THE TASK:
From the entries provided below, copy each line that contains the word "this".

RECORDS PROVIDED:
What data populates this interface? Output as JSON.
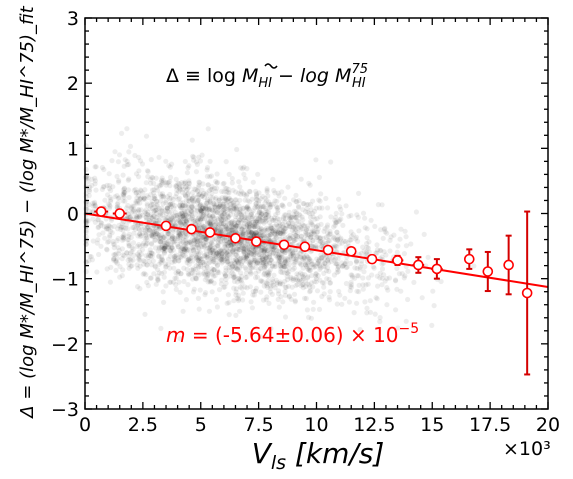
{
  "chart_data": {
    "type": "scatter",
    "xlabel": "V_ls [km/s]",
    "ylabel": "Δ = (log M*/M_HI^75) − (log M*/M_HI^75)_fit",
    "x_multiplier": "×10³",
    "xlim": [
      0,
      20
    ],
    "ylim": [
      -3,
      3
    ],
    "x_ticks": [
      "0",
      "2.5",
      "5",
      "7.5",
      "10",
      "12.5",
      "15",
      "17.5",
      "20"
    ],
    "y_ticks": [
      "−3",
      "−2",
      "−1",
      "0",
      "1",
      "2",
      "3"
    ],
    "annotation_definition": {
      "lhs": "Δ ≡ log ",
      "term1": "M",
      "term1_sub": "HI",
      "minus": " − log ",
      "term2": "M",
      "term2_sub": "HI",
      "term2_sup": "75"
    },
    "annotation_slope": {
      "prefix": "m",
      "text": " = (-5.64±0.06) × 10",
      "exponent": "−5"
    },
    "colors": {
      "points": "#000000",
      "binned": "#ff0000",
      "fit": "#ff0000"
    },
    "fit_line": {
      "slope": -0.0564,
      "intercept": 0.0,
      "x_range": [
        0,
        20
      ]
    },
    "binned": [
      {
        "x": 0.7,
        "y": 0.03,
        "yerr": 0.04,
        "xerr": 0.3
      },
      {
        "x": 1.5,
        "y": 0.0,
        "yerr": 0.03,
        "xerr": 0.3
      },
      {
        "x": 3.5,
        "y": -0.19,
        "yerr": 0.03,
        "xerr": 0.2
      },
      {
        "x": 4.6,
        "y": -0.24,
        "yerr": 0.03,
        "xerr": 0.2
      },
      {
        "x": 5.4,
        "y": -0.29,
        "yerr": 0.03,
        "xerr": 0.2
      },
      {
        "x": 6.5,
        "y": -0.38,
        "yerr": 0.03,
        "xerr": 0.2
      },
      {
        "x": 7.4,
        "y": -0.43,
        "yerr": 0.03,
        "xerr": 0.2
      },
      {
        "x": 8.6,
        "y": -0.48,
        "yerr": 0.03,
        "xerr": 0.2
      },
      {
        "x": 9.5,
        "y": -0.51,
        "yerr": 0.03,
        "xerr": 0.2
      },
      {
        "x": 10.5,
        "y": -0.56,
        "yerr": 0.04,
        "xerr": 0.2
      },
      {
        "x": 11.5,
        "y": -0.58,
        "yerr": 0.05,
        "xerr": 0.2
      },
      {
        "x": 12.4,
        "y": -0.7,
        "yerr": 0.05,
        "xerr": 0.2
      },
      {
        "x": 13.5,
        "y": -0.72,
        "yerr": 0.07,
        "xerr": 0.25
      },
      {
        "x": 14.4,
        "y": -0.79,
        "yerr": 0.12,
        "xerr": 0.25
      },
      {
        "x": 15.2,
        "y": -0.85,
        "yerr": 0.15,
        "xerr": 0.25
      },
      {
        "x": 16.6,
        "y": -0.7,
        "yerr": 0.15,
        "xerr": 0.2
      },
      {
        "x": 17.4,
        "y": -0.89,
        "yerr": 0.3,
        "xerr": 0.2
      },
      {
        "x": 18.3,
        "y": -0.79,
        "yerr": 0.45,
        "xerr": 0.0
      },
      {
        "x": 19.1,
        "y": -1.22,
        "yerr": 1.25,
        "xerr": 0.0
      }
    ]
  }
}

* * *

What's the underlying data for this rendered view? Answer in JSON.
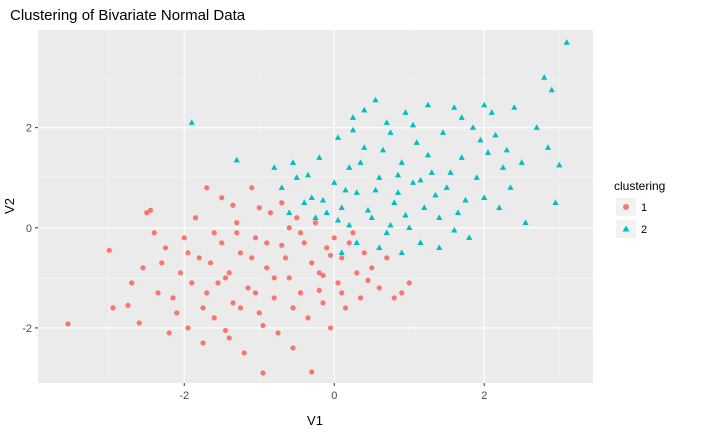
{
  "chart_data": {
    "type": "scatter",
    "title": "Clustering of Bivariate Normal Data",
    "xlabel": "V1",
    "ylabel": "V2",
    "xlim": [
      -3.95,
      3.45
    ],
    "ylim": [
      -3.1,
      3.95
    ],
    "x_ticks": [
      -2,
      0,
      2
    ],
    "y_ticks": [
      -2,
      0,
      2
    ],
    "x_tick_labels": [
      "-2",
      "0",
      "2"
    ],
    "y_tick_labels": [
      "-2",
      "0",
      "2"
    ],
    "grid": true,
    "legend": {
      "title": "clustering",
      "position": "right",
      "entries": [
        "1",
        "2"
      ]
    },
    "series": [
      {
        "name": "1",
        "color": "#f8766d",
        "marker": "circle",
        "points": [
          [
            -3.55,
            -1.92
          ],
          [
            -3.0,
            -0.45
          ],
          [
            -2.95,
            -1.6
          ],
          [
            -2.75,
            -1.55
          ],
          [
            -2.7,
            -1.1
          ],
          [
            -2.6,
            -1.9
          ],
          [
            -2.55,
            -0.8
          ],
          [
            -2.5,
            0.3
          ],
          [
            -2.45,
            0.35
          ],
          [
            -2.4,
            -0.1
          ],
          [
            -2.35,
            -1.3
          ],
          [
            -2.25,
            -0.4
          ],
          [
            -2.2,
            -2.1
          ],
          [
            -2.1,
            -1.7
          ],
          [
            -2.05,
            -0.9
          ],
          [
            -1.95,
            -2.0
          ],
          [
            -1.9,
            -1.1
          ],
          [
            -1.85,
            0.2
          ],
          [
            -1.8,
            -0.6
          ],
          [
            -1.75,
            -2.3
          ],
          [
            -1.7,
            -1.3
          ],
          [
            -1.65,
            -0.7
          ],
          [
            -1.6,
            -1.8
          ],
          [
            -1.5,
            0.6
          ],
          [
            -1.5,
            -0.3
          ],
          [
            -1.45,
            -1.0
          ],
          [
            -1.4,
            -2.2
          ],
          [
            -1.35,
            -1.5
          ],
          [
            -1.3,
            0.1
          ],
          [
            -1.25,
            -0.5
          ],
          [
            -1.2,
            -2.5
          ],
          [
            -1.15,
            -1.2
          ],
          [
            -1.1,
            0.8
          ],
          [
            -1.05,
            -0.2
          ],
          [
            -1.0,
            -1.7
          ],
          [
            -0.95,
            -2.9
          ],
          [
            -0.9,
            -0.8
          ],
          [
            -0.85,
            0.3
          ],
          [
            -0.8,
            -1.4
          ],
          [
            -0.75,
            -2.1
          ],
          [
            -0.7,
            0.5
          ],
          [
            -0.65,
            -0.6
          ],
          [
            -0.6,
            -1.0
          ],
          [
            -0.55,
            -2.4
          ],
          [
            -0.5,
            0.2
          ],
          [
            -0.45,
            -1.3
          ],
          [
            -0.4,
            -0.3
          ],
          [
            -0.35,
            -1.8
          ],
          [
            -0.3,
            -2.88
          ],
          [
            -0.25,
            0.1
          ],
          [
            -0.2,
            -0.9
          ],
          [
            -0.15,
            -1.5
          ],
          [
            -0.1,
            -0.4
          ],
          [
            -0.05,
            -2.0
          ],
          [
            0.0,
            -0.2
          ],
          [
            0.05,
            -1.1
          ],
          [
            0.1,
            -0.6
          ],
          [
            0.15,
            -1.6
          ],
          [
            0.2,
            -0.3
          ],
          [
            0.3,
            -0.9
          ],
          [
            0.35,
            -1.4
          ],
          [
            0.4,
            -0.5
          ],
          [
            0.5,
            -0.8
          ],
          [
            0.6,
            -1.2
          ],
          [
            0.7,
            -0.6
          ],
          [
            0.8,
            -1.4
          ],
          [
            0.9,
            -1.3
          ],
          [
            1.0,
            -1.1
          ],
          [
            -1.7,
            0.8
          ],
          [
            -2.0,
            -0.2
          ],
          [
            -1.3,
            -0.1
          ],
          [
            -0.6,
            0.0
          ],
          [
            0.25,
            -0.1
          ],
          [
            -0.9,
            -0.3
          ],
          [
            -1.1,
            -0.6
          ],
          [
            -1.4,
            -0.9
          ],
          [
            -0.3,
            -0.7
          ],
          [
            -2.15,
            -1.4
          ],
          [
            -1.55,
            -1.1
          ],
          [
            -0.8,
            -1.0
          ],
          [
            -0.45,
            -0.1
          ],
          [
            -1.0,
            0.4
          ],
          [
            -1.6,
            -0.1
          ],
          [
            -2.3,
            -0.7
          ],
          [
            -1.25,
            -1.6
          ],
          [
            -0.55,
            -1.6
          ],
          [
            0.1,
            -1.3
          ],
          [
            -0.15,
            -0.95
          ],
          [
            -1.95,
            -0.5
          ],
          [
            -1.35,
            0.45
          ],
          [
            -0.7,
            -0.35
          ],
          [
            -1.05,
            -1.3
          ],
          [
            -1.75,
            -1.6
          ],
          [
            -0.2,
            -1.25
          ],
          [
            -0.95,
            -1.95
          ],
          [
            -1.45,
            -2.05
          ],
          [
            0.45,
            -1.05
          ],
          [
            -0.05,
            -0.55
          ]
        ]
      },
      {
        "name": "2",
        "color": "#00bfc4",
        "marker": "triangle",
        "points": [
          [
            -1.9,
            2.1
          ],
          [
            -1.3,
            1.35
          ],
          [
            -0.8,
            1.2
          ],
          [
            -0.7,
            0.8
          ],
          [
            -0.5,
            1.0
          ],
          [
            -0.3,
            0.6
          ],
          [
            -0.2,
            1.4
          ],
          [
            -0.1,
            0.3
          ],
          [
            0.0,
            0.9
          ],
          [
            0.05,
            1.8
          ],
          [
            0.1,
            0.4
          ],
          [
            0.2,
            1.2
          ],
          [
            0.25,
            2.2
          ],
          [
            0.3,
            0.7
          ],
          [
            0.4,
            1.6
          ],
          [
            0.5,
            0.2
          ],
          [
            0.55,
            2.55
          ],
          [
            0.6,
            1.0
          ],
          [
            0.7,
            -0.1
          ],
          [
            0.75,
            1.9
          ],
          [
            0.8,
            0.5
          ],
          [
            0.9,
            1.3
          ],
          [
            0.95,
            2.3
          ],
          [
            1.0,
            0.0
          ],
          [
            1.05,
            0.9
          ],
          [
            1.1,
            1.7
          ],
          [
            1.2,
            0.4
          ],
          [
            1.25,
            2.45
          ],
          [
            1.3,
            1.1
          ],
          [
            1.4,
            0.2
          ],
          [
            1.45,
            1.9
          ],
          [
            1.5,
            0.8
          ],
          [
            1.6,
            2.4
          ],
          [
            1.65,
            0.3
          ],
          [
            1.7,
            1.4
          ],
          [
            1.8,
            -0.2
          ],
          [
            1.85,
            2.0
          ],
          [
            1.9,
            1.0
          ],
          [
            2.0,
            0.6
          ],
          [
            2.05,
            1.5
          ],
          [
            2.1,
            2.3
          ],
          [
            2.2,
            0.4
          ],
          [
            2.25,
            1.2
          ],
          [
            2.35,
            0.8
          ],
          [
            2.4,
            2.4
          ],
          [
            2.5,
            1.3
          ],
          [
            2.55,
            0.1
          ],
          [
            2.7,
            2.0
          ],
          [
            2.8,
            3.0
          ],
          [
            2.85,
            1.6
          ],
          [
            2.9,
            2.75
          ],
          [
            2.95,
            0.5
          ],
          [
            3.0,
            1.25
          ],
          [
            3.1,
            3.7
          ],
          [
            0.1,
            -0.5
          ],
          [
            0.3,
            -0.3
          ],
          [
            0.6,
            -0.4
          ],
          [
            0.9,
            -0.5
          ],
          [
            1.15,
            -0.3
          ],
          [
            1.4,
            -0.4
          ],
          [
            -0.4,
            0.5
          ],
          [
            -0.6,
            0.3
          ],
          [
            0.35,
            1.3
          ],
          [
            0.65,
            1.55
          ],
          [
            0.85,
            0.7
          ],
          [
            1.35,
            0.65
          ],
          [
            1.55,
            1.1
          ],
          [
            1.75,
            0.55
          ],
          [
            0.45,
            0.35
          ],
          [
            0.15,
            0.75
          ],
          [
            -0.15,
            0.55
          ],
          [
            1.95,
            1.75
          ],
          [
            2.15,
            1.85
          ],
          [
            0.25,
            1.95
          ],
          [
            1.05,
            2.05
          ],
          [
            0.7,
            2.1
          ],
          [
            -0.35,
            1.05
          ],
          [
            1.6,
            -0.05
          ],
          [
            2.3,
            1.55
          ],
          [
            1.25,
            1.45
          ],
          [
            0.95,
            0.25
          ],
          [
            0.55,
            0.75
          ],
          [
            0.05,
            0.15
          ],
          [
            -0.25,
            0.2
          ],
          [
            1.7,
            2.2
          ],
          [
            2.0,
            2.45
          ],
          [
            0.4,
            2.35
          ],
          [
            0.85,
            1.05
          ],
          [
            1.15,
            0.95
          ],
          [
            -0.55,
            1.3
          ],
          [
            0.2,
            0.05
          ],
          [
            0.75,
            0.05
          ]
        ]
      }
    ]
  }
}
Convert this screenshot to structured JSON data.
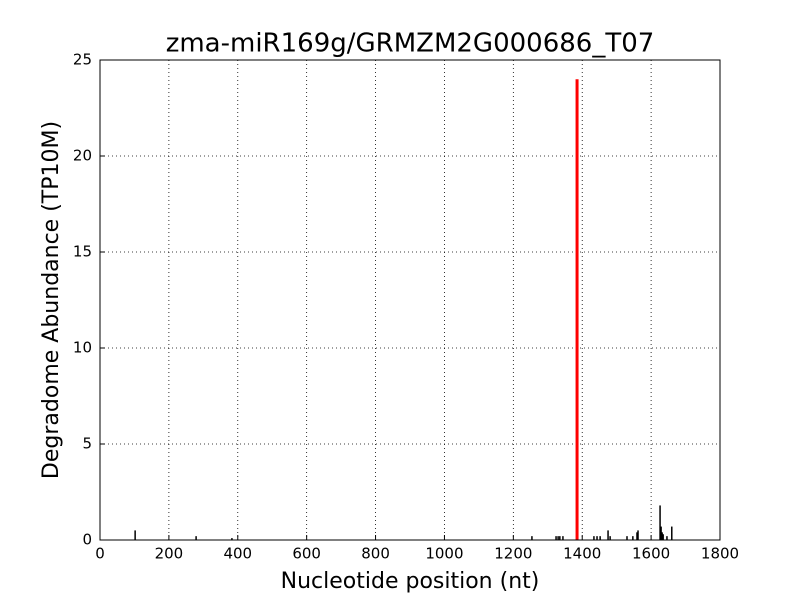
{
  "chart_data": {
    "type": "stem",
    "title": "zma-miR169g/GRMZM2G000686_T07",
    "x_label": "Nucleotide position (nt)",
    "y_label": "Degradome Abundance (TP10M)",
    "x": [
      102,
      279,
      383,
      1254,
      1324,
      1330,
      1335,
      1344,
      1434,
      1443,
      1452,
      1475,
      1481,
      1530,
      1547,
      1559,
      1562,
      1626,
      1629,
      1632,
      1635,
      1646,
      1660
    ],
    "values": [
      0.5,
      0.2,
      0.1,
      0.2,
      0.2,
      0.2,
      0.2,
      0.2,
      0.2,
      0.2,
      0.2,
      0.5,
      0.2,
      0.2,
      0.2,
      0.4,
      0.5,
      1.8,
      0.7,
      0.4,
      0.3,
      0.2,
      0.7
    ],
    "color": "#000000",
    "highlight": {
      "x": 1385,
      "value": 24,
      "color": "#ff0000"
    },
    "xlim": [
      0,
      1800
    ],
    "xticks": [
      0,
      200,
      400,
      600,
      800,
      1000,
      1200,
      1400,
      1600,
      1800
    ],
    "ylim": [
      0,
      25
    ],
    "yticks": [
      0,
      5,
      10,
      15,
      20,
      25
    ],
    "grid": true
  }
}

---

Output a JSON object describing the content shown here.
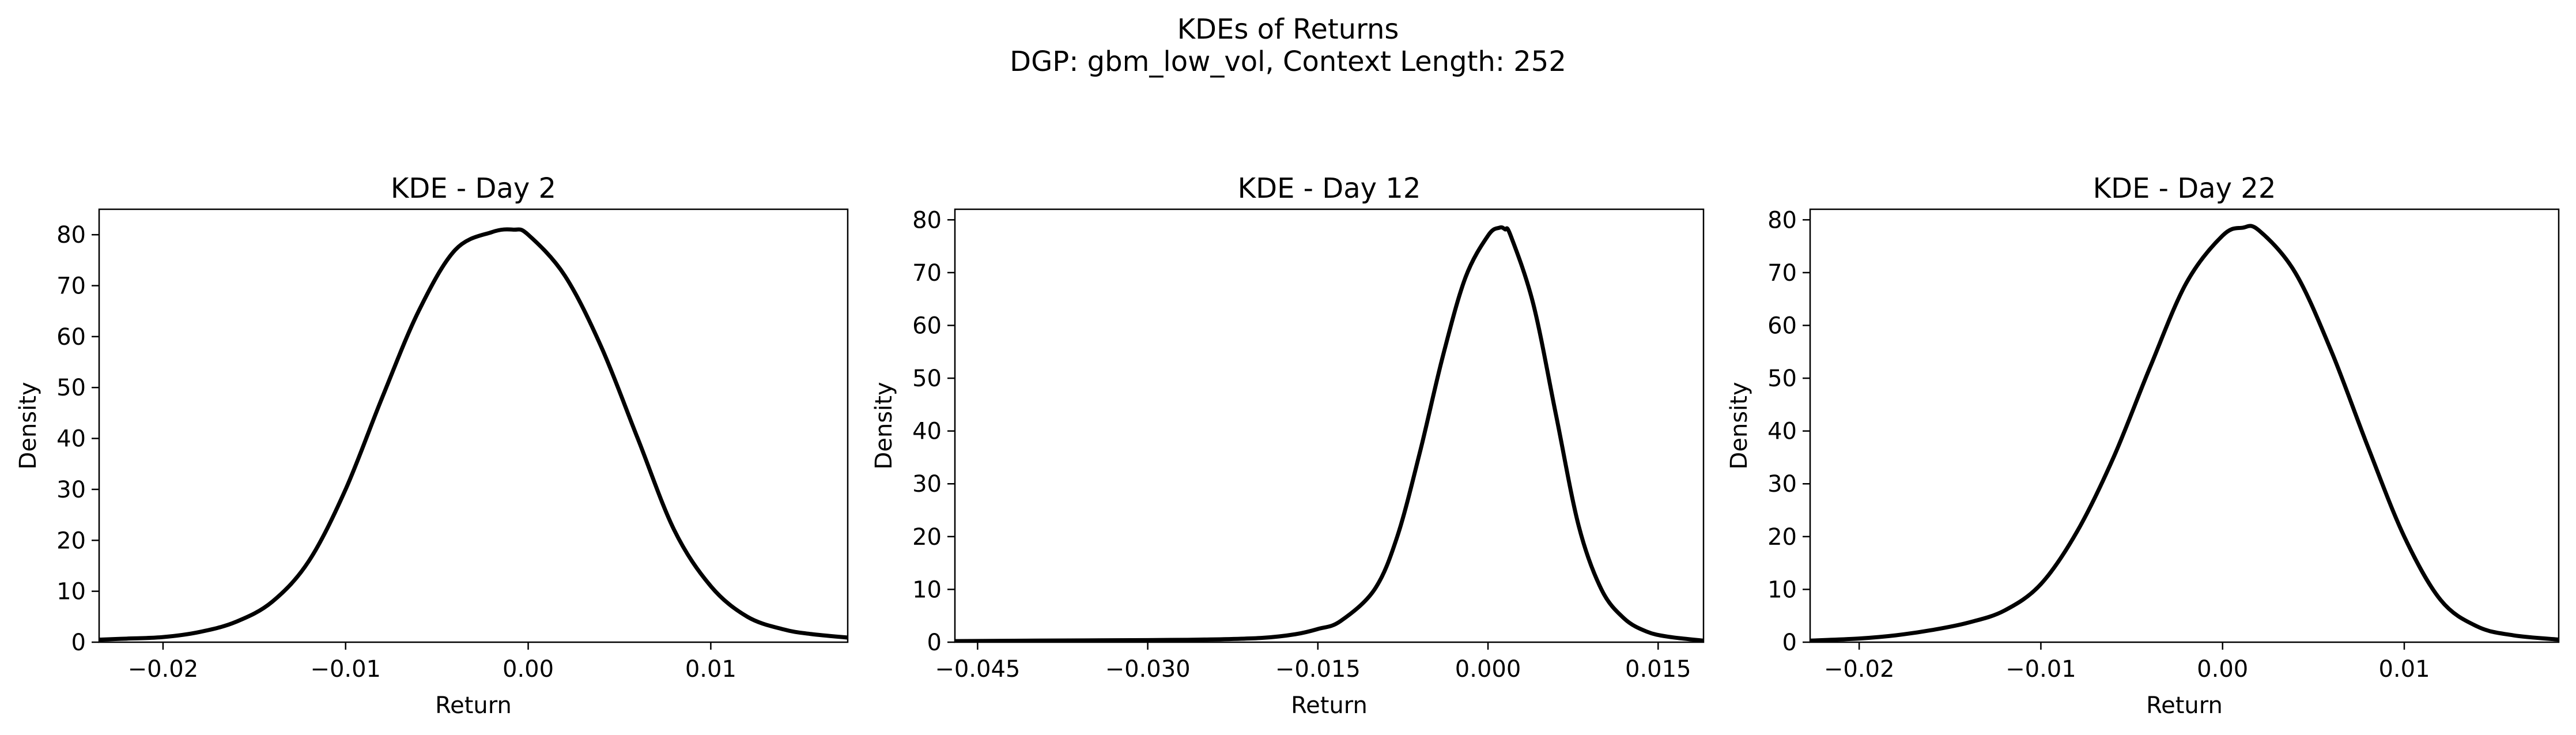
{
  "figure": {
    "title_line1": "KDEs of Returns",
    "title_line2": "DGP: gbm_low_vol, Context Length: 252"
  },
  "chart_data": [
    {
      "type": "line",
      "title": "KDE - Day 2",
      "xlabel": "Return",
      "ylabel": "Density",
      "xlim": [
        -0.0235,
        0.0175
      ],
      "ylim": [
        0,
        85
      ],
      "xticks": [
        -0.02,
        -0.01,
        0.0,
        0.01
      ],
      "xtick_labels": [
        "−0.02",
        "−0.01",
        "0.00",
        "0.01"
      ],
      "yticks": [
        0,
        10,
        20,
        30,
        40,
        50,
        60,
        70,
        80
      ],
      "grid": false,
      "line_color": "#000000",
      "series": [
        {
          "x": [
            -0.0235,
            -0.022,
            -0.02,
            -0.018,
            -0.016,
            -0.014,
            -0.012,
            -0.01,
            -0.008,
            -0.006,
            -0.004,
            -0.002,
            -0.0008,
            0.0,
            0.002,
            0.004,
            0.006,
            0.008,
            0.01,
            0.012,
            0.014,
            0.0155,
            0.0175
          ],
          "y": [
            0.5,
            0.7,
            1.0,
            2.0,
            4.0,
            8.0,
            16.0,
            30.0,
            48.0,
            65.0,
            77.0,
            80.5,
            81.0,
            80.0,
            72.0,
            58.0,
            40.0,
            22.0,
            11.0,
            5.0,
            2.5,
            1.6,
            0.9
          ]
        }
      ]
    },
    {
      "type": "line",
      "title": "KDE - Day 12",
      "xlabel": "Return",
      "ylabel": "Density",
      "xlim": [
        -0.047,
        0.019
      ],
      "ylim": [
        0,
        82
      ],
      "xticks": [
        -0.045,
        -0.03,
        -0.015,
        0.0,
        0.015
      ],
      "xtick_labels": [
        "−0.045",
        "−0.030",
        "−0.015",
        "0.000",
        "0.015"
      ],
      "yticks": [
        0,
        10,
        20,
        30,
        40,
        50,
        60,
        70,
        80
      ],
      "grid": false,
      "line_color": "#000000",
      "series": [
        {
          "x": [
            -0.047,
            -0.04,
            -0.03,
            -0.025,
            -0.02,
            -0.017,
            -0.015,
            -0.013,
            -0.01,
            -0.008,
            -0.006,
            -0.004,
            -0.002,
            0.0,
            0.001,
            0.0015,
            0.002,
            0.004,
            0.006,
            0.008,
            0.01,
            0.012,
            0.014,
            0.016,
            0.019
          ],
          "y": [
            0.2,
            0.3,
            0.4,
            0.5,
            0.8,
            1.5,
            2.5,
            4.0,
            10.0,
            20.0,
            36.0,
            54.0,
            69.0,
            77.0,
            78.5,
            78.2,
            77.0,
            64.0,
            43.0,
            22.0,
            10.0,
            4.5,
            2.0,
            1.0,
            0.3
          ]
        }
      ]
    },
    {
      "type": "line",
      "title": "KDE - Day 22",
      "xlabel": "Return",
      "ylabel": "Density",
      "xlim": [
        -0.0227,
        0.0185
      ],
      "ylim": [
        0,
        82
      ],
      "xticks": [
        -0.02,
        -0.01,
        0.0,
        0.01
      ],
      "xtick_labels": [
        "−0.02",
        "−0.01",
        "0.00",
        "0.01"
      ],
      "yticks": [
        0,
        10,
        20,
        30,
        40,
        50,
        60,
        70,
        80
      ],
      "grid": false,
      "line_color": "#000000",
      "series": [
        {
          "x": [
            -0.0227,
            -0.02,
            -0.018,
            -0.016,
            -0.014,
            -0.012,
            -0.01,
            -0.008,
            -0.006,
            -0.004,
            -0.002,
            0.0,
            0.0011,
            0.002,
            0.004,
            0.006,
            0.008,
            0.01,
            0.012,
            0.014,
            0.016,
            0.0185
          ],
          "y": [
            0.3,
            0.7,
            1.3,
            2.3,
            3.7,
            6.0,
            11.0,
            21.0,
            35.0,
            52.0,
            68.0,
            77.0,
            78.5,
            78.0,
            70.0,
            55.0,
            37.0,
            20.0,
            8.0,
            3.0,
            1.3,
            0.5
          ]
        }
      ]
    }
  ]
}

PROBLEM SOLUTION:
What data populates this interface? Output as JSON.
What's the underlying data for this rendered view? Answer in JSON.
Convert this screenshot to structured JSON data.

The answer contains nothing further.